Task: Copy, from the entries below, each line in which the string "Zinsdifferenz" appears.

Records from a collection
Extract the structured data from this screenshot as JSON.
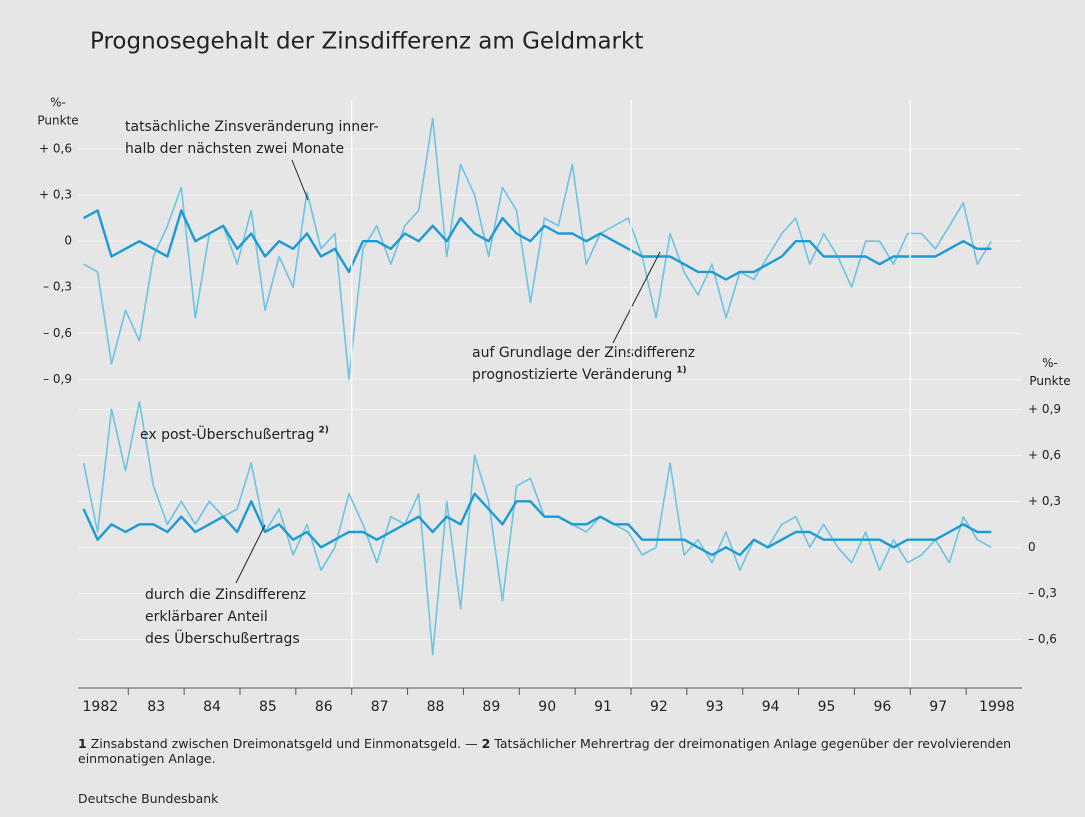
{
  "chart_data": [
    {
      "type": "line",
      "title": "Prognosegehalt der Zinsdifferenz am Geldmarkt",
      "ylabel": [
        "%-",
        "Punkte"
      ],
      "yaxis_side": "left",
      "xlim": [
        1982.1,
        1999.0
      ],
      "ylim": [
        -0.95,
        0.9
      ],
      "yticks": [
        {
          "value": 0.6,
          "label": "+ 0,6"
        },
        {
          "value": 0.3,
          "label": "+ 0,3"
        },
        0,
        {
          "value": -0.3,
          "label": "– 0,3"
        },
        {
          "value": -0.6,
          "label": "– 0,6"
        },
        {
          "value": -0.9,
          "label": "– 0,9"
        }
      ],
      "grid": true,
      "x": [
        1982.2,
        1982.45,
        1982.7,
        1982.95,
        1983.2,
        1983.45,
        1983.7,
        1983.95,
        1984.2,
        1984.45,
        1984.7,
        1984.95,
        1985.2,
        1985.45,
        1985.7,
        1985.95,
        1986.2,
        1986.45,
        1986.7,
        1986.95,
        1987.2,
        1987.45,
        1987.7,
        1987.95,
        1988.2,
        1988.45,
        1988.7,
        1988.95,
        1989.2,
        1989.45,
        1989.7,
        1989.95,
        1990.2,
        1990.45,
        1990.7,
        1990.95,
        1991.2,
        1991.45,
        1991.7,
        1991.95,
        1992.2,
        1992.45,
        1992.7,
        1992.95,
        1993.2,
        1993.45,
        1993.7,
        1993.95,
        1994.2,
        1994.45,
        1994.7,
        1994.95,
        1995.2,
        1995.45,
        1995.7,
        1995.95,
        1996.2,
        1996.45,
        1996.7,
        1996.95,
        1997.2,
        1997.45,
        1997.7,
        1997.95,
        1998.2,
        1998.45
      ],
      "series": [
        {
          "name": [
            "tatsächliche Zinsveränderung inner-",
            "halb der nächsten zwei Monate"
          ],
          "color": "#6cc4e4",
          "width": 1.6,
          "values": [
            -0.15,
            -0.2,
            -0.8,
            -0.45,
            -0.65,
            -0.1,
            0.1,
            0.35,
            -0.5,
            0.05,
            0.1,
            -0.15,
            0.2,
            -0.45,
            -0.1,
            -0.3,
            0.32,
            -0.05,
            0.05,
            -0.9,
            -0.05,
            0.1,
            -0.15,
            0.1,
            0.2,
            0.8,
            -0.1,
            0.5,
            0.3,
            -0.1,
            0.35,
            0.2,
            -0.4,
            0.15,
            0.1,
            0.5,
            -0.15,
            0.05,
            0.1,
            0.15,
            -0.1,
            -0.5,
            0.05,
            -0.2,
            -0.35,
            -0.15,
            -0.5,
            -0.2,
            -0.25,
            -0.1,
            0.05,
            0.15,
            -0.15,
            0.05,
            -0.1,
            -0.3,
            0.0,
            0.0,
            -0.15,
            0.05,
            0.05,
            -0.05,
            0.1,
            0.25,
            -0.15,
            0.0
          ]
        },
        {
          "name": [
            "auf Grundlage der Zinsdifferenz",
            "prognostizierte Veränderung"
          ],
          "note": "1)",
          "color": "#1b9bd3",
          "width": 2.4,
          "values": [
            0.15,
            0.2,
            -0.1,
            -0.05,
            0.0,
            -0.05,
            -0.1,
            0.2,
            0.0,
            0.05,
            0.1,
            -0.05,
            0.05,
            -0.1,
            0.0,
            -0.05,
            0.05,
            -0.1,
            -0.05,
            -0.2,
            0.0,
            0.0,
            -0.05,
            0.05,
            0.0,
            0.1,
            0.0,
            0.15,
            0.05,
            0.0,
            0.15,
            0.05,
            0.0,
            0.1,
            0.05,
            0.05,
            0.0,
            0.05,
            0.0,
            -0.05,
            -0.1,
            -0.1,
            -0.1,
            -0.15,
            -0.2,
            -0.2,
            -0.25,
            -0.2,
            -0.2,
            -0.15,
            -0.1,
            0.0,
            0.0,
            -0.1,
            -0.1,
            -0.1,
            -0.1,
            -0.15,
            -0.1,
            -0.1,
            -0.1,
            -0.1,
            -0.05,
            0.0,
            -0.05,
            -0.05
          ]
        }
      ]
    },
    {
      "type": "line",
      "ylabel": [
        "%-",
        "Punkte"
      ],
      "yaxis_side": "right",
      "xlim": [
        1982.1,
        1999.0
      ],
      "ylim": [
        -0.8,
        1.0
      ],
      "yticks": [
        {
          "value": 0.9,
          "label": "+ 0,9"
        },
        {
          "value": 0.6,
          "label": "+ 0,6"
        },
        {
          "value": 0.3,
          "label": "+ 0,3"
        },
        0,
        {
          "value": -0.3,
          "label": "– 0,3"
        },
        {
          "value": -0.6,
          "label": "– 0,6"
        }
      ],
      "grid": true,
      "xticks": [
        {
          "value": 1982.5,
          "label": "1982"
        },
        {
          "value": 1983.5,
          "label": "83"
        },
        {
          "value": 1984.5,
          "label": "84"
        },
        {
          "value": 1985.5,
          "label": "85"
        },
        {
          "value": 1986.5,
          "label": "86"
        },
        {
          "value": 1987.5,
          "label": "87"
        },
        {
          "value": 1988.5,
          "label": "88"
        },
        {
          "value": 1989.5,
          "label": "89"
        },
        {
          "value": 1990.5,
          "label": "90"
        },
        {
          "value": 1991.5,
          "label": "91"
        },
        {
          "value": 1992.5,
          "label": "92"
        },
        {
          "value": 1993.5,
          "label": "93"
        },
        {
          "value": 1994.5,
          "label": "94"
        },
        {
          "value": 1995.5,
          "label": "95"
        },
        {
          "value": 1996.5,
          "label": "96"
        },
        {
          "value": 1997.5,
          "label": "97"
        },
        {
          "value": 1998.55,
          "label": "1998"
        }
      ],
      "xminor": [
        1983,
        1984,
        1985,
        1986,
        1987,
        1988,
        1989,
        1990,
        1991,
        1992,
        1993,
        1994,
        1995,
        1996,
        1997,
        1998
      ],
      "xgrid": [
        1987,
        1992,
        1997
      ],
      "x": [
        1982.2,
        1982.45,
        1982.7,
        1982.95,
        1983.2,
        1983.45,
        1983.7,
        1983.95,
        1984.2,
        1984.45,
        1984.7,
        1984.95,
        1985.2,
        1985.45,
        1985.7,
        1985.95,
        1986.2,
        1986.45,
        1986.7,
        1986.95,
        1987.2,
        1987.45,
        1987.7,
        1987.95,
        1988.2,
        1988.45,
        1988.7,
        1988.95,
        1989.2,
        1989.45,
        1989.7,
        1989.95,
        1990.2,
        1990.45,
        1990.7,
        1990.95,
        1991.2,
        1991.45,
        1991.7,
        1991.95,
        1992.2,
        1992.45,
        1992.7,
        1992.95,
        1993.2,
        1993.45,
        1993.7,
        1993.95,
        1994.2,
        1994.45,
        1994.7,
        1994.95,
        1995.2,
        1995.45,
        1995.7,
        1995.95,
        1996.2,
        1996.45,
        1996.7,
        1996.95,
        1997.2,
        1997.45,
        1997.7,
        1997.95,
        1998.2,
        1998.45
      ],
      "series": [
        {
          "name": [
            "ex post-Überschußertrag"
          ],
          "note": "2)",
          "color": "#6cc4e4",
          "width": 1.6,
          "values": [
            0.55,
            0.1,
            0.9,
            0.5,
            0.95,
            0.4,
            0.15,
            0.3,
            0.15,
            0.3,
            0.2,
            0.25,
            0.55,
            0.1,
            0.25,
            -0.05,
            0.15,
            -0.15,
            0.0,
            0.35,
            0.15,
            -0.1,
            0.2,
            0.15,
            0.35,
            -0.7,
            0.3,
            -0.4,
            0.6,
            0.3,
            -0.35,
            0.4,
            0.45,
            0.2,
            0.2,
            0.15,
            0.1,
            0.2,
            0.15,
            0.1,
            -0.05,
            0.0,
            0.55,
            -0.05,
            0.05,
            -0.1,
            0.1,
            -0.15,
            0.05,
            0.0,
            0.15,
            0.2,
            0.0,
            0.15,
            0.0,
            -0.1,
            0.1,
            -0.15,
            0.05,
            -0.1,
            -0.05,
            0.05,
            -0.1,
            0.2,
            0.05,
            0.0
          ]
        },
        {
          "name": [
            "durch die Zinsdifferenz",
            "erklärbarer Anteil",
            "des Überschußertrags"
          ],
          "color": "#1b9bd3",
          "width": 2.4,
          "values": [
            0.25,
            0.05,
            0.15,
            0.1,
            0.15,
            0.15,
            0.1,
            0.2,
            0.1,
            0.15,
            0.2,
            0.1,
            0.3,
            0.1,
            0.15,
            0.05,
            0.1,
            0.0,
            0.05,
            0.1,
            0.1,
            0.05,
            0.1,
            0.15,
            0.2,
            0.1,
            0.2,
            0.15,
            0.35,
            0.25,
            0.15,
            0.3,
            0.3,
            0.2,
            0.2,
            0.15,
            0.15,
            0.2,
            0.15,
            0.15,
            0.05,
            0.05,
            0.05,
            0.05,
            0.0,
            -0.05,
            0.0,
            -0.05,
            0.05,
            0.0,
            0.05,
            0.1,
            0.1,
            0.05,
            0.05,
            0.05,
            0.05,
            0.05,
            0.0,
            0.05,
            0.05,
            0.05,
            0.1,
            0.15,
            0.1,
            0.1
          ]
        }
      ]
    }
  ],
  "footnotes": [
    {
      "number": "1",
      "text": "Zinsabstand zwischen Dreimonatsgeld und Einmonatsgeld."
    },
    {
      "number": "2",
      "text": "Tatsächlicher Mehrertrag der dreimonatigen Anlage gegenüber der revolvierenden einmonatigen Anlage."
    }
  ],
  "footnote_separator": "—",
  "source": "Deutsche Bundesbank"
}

Correct output:
      "title": "Prognosegehalt der Zinsdifferenz am Geldmarkt",
            "auf Grundlage der Zinsdifferenz",
            "durch die Zinsdifferenz",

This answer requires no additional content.